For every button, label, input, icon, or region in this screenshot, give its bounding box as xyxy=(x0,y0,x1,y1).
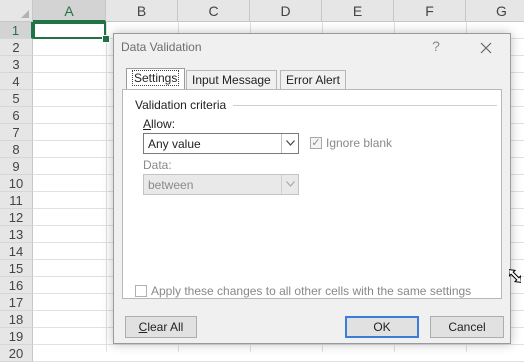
row-header[interactable]: 9 xyxy=(0,158,33,175)
row-header[interactable]: 13 xyxy=(0,226,33,243)
apply-to-all-label: Apply these changes to all other cells w… xyxy=(151,284,472,298)
settings-panel: Validation criteria Allow: Any value ✓ I… xyxy=(122,89,502,299)
clear-all-label: Clear All xyxy=(138,320,184,334)
allow-label: Allow: xyxy=(143,117,176,131)
clear-all-button[interactable]: Clear All xyxy=(125,316,197,338)
row-header[interactable]: 15 xyxy=(0,260,33,277)
tab-settings-label: Settings xyxy=(132,70,180,86)
row-header[interactable]: 6 xyxy=(0,107,33,124)
column-header-f[interactable]: F xyxy=(394,0,466,22)
dialog-title: Data Validation xyxy=(121,40,202,54)
cancel-label: Cancel xyxy=(448,320,486,334)
close-button[interactable] xyxy=(474,37,498,59)
close-icon xyxy=(480,42,492,54)
row-header[interactable]: 4 xyxy=(0,73,33,90)
row-header[interactable]: 8 xyxy=(0,141,33,158)
data-select-value: between xyxy=(148,178,194,192)
data-label: Data: xyxy=(143,158,172,172)
column-header-b[interactable]: B xyxy=(106,0,178,22)
selected-cell-a1[interactable] xyxy=(33,22,106,39)
row-header[interactable]: 12 xyxy=(0,209,33,226)
row-header[interactable]: 16 xyxy=(0,277,33,294)
apply-to-all-checkbox[interactable] xyxy=(135,285,147,297)
fill-handle[interactable] xyxy=(102,35,110,43)
column-header-c[interactable]: C xyxy=(178,0,250,22)
select-all-corner[interactable] xyxy=(0,0,33,22)
data-select[interactable]: between xyxy=(143,174,299,195)
row-header[interactable]: 7 xyxy=(0,124,33,141)
data-validation-dialog: Data Validation ? Settings Input Message… xyxy=(113,33,511,344)
chevron-down-icon xyxy=(285,140,295,146)
validation-criteria-label: Validation criteria xyxy=(135,98,227,112)
row-header[interactable]: 17 xyxy=(0,294,33,311)
tab-settings[interactable]: Settings xyxy=(126,68,186,90)
gridline xyxy=(33,344,524,345)
ignore-blank-checkbox[interactable]: ✓ xyxy=(310,137,322,149)
row-header[interactable]: 2 xyxy=(0,39,33,56)
row-header[interactable]: 18 xyxy=(0,311,33,328)
cancel-button[interactable]: Cancel xyxy=(430,316,504,338)
row-header[interactable]: 19 xyxy=(0,328,33,345)
allow-select[interactable]: Any value xyxy=(143,133,299,154)
column-header-g[interactable]: G xyxy=(466,0,524,22)
allow-dropdown-button[interactable] xyxy=(281,134,298,153)
row-header[interactable]: 5 xyxy=(0,90,33,107)
ignore-blank-label: Ignore blank xyxy=(326,136,393,150)
tab-error-alert[interactable]: Error Alert xyxy=(280,70,347,89)
row-header[interactable]: 11 xyxy=(0,192,33,209)
row-header[interactable]: 1 xyxy=(0,22,33,39)
help-button[interactable]: ? xyxy=(426,36,446,56)
group-divider xyxy=(233,105,497,106)
chevron-down-icon xyxy=(285,181,295,187)
data-dropdown-button[interactable] xyxy=(281,175,298,194)
column-header-d[interactable]: D xyxy=(250,0,322,22)
allow-select-value: Any value xyxy=(148,137,201,151)
tab-input-message-label: Input Message xyxy=(192,73,271,87)
column-header-e[interactable]: E xyxy=(322,0,394,22)
tab-input-message[interactable]: Input Message xyxy=(186,70,277,89)
row-header[interactable]: 20 xyxy=(0,345,33,362)
tab-error-alert-label: Error Alert xyxy=(286,73,341,87)
resize-cursor-icon xyxy=(509,269,521,283)
ok-button[interactable]: OK xyxy=(345,316,419,338)
column-header-a[interactable]: A xyxy=(33,0,106,22)
row-header[interactable]: 3 xyxy=(0,56,33,73)
row-header[interactable]: 10 xyxy=(0,175,33,192)
row-header[interactable]: 14 xyxy=(0,243,33,260)
ok-label: OK xyxy=(373,320,391,334)
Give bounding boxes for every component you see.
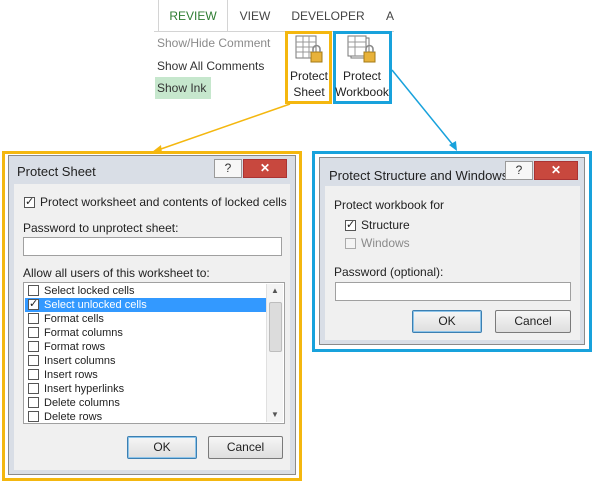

Exercise directions – The records above must be printed exactly, but the pictures they hold should be omitted.

Solution –
For every button, label, input, icon, or region in this screenshot, give its bounding box as xyxy=(x0,y0,x1,y1).
row-header[interactable]: 9 xyxy=(0,158,33,175)
row-header[interactable]: 13 xyxy=(0,226,33,243)
apply-to-all-label: Apply these changes to all other cells w… xyxy=(151,284,472,298)
settings-panel: Validation criteria Allow: Any value ✓ I… xyxy=(122,89,502,299)
clear-all-label: Clear All xyxy=(138,320,184,334)
allow-label: Allow: xyxy=(143,117,176,131)
clear-all-button[interactable]: Clear All xyxy=(125,316,197,338)
row-header[interactable]: 15 xyxy=(0,260,33,277)
tab-settings-label: Settings xyxy=(132,70,180,86)
row-header[interactable]: 6 xyxy=(0,107,33,124)
column-header-f[interactable]: F xyxy=(394,0,466,22)
dialog-title: Data Validation xyxy=(121,40,202,54)
cancel-label: Cancel xyxy=(448,320,486,334)
close-button[interactable] xyxy=(474,37,498,59)
close-icon xyxy=(480,42,492,54)
row-header[interactable]: 4 xyxy=(0,73,33,90)
row-header[interactable]: 8 xyxy=(0,141,33,158)
data-select-value: between xyxy=(148,178,194,192)
data-label: Data: xyxy=(143,158,172,172)
column-header-b[interactable]: B xyxy=(106,0,178,22)
selected-cell-a1[interactable] xyxy=(33,22,106,39)
row-header[interactable]: 12 xyxy=(0,209,33,226)
row-header[interactable]: 16 xyxy=(0,277,33,294)
apply-to-all-checkbox[interactable] xyxy=(135,285,147,297)
fill-handle[interactable] xyxy=(102,35,110,43)
column-header-c[interactable]: C xyxy=(178,0,250,22)
select-all-corner[interactable] xyxy=(0,0,33,22)
data-select[interactable]: between xyxy=(143,174,299,195)
row-header[interactable]: 7 xyxy=(0,124,33,141)
data-validation-dialog: Data Validation ? Settings Input Message… xyxy=(113,33,511,344)
chevron-down-icon xyxy=(285,140,295,146)
validation-criteria-label: Validation criteria xyxy=(135,98,227,112)
row-header[interactable]: 17 xyxy=(0,294,33,311)
tab-settings[interactable]: Settings xyxy=(126,68,186,90)
gridline xyxy=(33,344,524,345)
ignore-blank-checkbox[interactable]: ✓ xyxy=(310,137,322,149)
row-header[interactable]: 2 xyxy=(0,39,33,56)
row-header[interactable]: 18 xyxy=(0,311,33,328)
cancel-button[interactable]: Cancel xyxy=(430,316,504,338)
row-header[interactable]: 19 xyxy=(0,328,33,345)
allow-select[interactable]: Any value xyxy=(143,133,299,154)
column-header-g[interactable]: G xyxy=(466,0,524,22)
allow-dropdown-button[interactable] xyxy=(281,134,298,153)
row-header[interactable]: 5 xyxy=(0,90,33,107)
ignore-blank-label: Ignore blank xyxy=(326,136,393,150)
tab-error-alert[interactable]: Error Alert xyxy=(280,70,347,89)
row-header[interactable]: 11 xyxy=(0,192,33,209)
row-header[interactable]: 1 xyxy=(0,22,33,39)
help-button[interactable]: ? xyxy=(426,36,446,56)
group-divider xyxy=(233,105,497,106)
chevron-down-icon xyxy=(285,181,295,187)
data-dropdown-button[interactable] xyxy=(281,175,298,194)
column-header-d[interactable]: D xyxy=(250,0,322,22)
allow-select-value: Any value xyxy=(148,137,201,151)
tab-input-message-label: Input Message xyxy=(192,73,271,87)
column-header-e[interactable]: E xyxy=(322,0,394,22)
tab-input-message[interactable]: Input Message xyxy=(186,70,277,89)
row-header[interactable]: 20 xyxy=(0,345,33,362)
tab-error-alert-label: Error Alert xyxy=(286,73,341,87)
resize-cursor-icon xyxy=(509,269,521,283)
ok-button[interactable]: OK xyxy=(345,316,419,338)
column-header-a[interactable]: A xyxy=(33,0,106,22)
row-header[interactable]: 3 xyxy=(0,56,33,73)
row-header[interactable]: 10 xyxy=(0,175,33,192)
row-header[interactable]: 14 xyxy=(0,243,33,260)
ok-label: OK xyxy=(373,320,391,334)
Give bounding boxes for every component you see.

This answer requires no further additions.